— Begin —

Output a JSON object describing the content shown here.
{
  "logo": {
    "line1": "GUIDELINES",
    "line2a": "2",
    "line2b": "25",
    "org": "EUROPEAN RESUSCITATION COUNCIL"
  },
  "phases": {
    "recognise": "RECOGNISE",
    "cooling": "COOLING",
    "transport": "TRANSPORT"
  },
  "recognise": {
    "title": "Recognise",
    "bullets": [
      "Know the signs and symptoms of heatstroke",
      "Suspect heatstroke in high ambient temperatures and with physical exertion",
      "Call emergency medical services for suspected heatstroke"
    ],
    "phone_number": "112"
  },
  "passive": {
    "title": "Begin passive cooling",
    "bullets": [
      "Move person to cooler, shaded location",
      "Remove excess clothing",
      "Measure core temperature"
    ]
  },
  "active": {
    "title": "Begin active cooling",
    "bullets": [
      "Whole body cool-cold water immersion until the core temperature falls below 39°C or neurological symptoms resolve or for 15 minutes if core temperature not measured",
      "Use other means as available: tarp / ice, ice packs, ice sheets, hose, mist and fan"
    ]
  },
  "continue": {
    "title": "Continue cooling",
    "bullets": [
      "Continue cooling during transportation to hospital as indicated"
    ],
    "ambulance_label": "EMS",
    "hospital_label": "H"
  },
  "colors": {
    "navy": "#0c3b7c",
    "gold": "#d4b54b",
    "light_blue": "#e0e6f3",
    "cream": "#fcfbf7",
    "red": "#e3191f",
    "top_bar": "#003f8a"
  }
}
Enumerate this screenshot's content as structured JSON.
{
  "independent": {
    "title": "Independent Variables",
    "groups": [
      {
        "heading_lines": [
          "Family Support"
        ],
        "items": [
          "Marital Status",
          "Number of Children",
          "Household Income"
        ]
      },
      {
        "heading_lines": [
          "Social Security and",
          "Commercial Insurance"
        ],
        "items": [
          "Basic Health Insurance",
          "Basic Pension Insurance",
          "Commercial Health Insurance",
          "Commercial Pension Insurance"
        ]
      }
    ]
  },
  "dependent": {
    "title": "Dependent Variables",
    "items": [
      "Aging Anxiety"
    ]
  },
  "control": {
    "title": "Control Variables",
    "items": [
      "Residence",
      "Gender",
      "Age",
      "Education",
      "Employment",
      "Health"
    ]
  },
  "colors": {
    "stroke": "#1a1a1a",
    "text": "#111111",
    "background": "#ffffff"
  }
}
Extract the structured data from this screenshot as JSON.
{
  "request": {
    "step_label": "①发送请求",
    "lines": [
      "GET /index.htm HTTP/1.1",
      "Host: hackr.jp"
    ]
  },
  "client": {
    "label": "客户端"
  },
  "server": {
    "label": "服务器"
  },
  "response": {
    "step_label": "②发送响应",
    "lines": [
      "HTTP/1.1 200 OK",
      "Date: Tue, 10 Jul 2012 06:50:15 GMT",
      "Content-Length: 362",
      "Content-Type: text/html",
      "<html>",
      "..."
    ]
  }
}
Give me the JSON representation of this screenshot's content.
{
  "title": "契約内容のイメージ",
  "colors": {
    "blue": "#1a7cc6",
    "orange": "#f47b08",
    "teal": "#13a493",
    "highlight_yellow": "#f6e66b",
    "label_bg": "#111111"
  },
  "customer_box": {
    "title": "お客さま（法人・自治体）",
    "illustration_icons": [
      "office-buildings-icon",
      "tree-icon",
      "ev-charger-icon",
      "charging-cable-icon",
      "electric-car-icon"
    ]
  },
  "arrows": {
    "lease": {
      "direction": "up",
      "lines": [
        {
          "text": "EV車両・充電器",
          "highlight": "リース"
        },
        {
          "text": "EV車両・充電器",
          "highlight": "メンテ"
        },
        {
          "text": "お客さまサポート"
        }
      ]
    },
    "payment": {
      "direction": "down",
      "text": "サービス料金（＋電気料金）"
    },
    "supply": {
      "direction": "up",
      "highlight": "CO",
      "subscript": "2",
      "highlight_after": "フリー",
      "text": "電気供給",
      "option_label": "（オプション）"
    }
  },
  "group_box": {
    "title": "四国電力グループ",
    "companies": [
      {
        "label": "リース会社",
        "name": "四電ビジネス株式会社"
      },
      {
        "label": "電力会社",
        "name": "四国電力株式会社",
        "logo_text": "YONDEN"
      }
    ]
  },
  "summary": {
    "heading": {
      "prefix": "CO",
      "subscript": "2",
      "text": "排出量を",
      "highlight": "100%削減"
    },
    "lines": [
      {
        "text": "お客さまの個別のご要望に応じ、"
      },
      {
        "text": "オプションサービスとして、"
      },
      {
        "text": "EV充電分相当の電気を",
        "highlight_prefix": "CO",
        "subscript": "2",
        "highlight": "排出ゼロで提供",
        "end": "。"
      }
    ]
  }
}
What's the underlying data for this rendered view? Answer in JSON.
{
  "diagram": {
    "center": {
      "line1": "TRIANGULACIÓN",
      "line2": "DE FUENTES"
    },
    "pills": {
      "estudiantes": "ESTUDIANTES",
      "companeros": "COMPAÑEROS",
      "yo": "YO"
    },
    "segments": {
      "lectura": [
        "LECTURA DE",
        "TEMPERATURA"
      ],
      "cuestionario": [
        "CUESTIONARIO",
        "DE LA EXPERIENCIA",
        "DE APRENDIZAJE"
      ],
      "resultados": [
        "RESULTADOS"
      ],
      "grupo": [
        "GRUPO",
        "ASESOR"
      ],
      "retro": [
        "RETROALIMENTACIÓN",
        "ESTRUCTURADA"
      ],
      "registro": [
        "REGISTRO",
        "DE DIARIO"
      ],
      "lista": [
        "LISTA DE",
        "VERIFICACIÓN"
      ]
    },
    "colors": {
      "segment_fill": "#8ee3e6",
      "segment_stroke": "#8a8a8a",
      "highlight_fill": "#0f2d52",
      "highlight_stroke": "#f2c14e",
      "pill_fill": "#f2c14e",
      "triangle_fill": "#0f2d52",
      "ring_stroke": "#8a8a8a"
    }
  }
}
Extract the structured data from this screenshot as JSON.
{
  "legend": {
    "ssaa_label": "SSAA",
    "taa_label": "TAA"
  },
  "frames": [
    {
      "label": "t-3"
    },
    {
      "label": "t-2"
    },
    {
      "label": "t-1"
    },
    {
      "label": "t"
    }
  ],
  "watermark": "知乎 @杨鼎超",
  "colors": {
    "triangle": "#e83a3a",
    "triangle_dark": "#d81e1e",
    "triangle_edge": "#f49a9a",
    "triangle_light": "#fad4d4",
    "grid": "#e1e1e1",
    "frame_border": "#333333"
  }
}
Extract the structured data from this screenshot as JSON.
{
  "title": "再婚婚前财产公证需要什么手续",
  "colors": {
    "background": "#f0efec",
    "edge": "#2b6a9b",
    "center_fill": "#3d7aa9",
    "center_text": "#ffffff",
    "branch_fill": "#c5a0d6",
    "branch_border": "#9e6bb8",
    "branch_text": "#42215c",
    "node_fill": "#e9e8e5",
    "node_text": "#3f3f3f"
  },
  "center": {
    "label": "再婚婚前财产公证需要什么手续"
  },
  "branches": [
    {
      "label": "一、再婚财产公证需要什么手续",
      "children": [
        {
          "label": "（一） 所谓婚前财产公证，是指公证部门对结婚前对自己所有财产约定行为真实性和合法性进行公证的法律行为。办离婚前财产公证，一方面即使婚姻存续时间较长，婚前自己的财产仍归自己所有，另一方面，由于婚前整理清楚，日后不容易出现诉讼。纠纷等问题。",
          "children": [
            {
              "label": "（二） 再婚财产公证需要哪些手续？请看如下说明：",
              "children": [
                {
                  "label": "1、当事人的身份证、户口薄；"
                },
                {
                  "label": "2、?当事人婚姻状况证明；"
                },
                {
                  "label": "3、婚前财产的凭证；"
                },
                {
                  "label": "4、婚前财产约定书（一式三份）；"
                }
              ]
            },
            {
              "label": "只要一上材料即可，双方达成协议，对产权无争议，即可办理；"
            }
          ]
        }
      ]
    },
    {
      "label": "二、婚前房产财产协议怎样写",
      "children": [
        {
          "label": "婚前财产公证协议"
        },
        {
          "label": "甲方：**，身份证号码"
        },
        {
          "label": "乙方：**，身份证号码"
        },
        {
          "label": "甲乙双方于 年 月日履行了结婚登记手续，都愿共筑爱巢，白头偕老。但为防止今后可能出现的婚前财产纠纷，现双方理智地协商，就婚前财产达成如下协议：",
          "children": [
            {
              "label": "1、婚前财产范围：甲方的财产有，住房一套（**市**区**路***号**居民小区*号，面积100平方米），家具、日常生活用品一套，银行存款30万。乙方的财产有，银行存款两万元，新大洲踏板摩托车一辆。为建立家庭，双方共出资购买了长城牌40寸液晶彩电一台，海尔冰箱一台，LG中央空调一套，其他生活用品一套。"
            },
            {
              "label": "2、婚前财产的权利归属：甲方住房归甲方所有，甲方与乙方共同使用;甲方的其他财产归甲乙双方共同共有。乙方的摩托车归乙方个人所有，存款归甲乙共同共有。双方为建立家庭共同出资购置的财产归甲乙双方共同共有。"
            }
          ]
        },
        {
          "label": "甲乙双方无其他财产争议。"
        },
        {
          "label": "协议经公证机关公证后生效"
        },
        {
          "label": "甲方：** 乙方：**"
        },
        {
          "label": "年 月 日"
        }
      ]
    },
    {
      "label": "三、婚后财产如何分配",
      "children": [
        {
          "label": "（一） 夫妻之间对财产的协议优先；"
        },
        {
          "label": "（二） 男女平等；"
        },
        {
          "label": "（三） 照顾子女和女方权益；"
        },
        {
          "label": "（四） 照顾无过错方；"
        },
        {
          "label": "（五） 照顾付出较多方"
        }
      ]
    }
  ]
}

— End —

Go through the entries above and pull out each line with "Health" in it.

→ TASK ANSWER
          "Basic Health Insurance",
          "Commercial Health Insurance",
      "Health"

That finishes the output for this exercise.